## Record excerpts
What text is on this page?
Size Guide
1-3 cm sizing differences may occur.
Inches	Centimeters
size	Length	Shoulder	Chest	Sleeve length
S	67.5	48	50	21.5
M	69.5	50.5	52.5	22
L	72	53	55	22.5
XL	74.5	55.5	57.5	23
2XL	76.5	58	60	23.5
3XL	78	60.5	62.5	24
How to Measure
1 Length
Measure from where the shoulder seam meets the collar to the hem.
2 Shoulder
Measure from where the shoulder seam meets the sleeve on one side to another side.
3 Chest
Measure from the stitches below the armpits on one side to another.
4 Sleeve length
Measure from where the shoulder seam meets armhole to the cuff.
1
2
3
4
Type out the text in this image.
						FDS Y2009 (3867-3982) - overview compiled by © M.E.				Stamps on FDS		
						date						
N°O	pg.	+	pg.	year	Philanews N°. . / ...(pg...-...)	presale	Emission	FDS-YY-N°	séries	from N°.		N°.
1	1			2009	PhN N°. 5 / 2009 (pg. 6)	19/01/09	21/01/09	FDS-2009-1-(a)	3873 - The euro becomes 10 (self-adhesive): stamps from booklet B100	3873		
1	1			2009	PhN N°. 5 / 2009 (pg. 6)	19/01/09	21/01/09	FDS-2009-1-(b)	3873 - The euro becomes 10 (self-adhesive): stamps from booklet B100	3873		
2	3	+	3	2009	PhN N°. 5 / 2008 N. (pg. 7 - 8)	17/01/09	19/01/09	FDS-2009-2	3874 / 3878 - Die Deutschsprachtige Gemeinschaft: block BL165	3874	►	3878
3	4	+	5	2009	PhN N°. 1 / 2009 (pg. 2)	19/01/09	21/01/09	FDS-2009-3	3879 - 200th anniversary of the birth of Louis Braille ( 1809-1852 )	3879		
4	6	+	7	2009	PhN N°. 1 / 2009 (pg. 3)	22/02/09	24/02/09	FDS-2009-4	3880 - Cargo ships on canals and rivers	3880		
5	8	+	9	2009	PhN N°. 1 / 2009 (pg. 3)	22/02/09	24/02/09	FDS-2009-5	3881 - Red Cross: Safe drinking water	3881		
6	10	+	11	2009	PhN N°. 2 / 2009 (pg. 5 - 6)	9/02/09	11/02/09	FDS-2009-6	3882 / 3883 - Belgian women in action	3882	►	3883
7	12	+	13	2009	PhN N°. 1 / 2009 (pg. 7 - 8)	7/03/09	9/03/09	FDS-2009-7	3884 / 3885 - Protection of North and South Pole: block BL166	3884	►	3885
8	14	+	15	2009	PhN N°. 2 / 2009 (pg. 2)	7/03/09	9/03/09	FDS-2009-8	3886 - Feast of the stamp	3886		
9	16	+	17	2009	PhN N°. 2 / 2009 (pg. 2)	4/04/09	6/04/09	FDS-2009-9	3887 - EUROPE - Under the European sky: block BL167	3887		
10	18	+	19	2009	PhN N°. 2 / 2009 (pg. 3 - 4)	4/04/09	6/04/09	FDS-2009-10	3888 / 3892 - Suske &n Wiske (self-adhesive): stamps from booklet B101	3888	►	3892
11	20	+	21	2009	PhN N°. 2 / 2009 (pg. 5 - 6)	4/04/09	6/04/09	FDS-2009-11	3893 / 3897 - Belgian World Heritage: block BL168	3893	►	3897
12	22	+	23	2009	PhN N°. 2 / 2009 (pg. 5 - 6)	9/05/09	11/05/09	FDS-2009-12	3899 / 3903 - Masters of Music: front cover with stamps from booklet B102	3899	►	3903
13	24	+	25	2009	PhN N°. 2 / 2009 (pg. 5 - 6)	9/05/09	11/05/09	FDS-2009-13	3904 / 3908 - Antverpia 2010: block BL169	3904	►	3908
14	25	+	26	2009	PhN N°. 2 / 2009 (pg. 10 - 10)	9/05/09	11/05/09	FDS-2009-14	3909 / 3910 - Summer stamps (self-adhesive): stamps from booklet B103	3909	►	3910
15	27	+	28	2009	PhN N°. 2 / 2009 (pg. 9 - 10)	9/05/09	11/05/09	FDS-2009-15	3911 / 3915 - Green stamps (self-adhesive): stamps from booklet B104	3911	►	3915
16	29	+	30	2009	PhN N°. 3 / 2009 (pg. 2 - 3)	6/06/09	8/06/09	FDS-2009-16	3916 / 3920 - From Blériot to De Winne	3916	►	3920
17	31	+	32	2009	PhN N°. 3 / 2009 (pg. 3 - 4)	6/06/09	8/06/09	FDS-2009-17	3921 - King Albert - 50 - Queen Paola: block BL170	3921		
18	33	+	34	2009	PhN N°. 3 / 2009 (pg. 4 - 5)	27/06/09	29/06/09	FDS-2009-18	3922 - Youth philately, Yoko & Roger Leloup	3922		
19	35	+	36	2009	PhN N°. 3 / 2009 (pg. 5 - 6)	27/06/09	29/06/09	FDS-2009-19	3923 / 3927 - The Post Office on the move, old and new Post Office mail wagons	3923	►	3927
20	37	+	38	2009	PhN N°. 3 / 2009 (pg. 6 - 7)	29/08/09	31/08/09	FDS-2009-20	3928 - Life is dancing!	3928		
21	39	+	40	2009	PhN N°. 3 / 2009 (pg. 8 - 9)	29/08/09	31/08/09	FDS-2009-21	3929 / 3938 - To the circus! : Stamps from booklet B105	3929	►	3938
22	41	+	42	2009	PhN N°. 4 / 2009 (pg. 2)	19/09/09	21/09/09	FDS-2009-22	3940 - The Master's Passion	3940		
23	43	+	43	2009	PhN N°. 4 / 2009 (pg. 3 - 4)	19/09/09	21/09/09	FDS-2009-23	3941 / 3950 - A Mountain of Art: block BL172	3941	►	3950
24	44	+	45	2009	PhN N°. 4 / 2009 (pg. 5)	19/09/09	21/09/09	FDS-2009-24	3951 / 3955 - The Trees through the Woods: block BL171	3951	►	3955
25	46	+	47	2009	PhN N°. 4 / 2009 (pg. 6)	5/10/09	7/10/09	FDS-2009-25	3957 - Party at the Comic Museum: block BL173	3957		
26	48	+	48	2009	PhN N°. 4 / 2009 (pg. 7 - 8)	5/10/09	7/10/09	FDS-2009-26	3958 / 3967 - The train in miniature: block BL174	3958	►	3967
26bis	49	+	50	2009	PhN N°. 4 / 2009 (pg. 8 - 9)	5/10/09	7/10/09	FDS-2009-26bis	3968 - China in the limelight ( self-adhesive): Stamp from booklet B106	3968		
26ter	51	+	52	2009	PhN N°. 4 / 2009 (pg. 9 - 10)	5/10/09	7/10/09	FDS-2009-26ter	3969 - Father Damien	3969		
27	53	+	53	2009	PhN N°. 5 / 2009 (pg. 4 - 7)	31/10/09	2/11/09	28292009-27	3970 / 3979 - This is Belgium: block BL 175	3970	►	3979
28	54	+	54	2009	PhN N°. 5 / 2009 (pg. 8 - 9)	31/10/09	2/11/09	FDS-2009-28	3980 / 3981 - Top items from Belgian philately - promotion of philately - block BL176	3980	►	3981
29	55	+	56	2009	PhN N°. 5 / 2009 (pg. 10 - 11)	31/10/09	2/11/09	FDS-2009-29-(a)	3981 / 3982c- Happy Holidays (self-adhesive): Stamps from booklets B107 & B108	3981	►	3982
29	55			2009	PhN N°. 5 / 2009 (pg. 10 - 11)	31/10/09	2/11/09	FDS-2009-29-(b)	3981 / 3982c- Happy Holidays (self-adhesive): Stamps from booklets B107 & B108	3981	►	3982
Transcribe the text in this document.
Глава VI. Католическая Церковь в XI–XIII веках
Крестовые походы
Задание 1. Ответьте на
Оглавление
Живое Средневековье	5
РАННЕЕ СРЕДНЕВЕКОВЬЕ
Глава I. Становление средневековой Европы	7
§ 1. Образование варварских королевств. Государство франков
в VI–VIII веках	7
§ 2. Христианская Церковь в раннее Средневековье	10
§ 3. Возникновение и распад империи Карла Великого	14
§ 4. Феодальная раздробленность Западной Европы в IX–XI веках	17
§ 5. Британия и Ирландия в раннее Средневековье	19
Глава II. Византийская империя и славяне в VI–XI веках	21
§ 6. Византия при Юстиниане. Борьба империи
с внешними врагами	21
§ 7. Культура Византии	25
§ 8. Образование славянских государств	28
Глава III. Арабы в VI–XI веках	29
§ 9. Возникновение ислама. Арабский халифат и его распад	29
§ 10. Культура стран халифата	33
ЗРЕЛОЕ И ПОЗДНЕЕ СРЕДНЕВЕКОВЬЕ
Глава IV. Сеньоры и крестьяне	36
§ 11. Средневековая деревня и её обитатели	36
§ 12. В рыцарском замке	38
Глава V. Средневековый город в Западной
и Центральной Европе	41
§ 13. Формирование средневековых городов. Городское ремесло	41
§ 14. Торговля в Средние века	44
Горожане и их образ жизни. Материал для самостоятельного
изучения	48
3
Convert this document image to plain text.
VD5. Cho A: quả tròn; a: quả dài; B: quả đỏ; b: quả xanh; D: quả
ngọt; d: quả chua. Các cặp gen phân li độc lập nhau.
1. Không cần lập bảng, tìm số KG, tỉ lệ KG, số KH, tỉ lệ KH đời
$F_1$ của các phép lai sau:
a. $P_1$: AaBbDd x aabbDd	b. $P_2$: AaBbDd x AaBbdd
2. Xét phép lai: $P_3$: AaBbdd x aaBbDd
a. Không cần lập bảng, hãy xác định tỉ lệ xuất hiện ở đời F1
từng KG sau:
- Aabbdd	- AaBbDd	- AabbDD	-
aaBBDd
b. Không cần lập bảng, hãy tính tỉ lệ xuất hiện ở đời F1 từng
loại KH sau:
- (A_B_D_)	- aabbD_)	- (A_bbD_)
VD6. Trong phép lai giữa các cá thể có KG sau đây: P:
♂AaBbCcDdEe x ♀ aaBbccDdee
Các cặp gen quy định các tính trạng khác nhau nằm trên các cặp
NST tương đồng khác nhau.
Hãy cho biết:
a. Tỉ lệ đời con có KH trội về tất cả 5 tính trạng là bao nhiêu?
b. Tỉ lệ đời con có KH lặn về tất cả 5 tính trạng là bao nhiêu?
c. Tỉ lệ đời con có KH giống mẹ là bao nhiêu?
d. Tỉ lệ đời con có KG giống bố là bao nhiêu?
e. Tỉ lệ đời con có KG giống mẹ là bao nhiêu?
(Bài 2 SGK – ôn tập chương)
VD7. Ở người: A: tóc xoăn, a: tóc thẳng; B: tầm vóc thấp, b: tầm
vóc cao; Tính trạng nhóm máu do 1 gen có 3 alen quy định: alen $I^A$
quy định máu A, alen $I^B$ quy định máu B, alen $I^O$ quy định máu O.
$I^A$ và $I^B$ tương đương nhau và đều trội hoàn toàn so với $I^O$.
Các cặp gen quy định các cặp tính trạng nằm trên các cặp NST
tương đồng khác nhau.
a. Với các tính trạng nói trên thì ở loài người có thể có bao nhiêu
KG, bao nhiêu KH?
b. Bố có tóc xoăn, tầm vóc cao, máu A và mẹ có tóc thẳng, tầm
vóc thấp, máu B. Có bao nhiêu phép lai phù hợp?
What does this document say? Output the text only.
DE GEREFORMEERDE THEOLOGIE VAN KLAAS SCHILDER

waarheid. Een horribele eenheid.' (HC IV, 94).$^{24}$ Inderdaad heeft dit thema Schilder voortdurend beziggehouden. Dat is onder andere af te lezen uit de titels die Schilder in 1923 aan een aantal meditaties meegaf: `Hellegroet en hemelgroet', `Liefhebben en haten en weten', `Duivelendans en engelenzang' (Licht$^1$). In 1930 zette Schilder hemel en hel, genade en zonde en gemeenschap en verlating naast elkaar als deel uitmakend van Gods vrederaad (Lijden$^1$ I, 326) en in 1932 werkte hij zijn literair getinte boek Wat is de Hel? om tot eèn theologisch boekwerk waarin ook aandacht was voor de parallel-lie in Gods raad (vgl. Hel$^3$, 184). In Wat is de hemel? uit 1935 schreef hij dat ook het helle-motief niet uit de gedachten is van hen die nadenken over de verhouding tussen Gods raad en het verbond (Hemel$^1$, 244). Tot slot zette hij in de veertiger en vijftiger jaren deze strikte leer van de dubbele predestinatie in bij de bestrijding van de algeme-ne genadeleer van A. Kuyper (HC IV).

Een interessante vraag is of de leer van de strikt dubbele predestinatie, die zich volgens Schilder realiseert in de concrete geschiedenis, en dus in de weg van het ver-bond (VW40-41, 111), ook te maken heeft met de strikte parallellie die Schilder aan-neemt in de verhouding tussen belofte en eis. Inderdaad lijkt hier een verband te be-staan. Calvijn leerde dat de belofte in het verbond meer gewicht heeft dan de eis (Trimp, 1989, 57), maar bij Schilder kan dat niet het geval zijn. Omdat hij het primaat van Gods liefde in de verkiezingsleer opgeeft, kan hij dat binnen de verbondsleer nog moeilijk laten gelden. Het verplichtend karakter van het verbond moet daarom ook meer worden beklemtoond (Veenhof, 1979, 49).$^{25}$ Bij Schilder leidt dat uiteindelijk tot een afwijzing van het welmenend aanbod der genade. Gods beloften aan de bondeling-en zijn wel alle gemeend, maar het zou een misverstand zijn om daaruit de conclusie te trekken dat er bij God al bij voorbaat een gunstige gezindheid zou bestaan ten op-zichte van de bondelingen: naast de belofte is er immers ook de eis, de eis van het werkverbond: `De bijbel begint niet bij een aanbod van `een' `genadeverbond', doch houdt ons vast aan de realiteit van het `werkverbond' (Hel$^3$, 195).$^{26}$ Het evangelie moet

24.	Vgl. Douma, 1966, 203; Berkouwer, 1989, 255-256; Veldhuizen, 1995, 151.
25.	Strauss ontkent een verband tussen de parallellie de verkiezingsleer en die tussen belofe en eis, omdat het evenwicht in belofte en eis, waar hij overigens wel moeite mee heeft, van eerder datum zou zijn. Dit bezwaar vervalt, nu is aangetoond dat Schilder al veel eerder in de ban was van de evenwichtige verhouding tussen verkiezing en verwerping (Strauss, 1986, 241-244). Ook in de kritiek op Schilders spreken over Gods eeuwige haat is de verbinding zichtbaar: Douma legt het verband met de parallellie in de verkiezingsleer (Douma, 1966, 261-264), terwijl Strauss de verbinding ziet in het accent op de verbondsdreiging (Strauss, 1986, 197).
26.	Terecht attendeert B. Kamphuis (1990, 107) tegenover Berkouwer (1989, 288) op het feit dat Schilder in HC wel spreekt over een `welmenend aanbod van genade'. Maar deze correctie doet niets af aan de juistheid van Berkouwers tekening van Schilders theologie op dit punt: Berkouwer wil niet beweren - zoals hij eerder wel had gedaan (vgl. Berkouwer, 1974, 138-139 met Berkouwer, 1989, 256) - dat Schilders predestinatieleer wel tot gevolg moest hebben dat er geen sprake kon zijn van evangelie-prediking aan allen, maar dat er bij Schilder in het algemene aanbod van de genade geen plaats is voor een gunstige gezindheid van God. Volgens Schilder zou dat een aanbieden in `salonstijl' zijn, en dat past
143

## Written exercise
Pull out all lines from the entries above that include the word "распад".

## Written response
§ 3. Возникновение и распад империи Карла Великого	14
§ 9. Возникновение ислама. Арабский халифат и его распад	29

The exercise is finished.